>> Start Data for this exercise
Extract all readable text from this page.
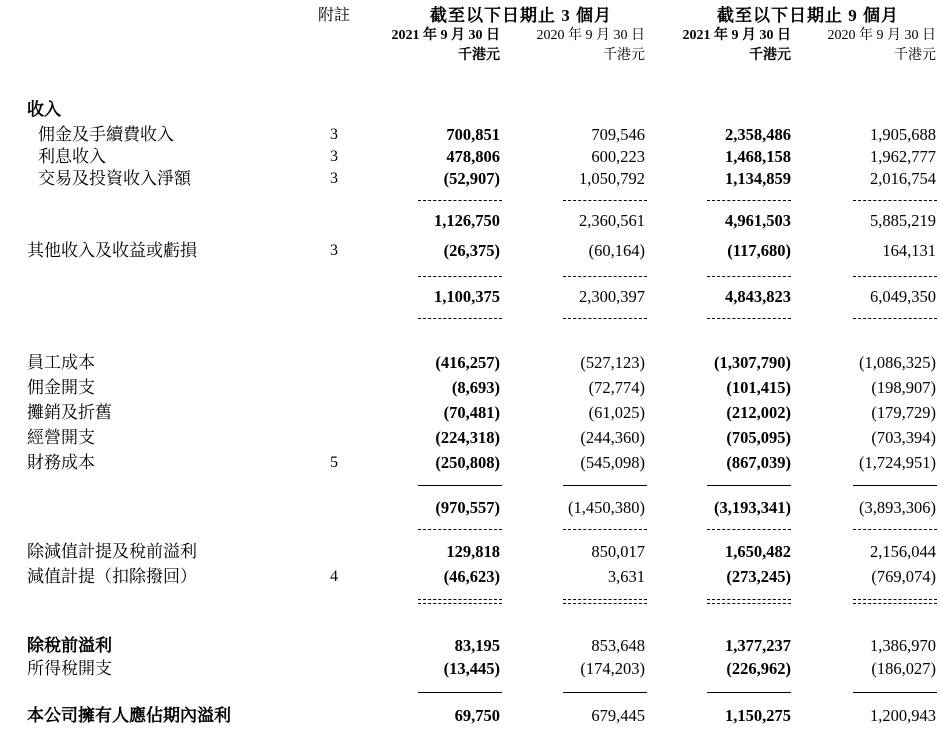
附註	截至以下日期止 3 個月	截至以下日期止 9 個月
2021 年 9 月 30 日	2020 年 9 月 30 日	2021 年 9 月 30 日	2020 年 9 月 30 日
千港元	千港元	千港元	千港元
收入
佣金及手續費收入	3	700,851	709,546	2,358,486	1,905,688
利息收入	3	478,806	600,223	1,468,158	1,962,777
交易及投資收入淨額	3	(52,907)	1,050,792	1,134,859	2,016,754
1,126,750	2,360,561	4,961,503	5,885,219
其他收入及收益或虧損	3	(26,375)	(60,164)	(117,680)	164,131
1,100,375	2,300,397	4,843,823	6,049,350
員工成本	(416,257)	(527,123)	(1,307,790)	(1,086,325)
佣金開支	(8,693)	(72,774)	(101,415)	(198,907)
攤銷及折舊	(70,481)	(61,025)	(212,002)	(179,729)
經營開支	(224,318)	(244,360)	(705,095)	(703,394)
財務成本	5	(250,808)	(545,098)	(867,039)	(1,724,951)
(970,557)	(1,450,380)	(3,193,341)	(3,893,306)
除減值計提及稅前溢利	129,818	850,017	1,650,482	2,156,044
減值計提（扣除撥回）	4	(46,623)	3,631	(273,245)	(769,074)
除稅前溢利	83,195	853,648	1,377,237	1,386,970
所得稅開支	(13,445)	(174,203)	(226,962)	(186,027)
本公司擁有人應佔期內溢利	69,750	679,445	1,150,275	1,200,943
>> End Data for this exercise
# What to work on
Extract the entries in full, exactly as they are, minus the pictures.

# Exercise output
Extract all readable text from this page.
附註	截至以下日期止 3 個月	截至以下日期止 9 個月
2021 年 9 月 30 日	2020 年 9 月 30 日	2021 年 9 月 30 日	2020 年 9 月 30 日
千港元	千港元	千港元	千港元
收入
佣金及手續費收入	3	700,851	709,546	2,358,486	1,905,688
利息收入	3	478,806	600,223	1,468,158	1,962,777
交易及投資收入淨額	3	(52,907)	1,050,792	1,134,859	2,016,754
1,126,750	2,360,561	4,961,503	5,885,219
其他收入及收益或虧損	3	(26,375)	(60,164)	(117,680)	164,131
1,100,375	2,300,397	4,843,823	6,049,350
員工成本	(416,257)	(527,123)	(1,307,790)	(1,086,325)
佣金開支	(8,693)	(72,774)	(101,415)	(198,907)
攤銷及折舊	(70,481)	(61,025)	(212,002)	(179,729)
經營開支	(224,318)	(244,360)	(705,095)	(703,394)
財務成本	5	(250,808)	(545,098)	(867,039)	(1,724,951)
(970,557)	(1,450,380)	(3,193,341)	(3,893,306)
除減值計提及稅前溢利	129,818	850,017	1,650,482	2,156,044
減值計提（扣除撥回）	4	(46,623)	3,631	(273,245)	(769,074)
除稅前溢利	83,195	853,648	1,377,237	1,386,970
所得稅開支	(13,445)	(174,203)	(226,962)	(186,027)
本公司擁有人應佔期內溢利	69,750	679,445	1,150,275	1,200,943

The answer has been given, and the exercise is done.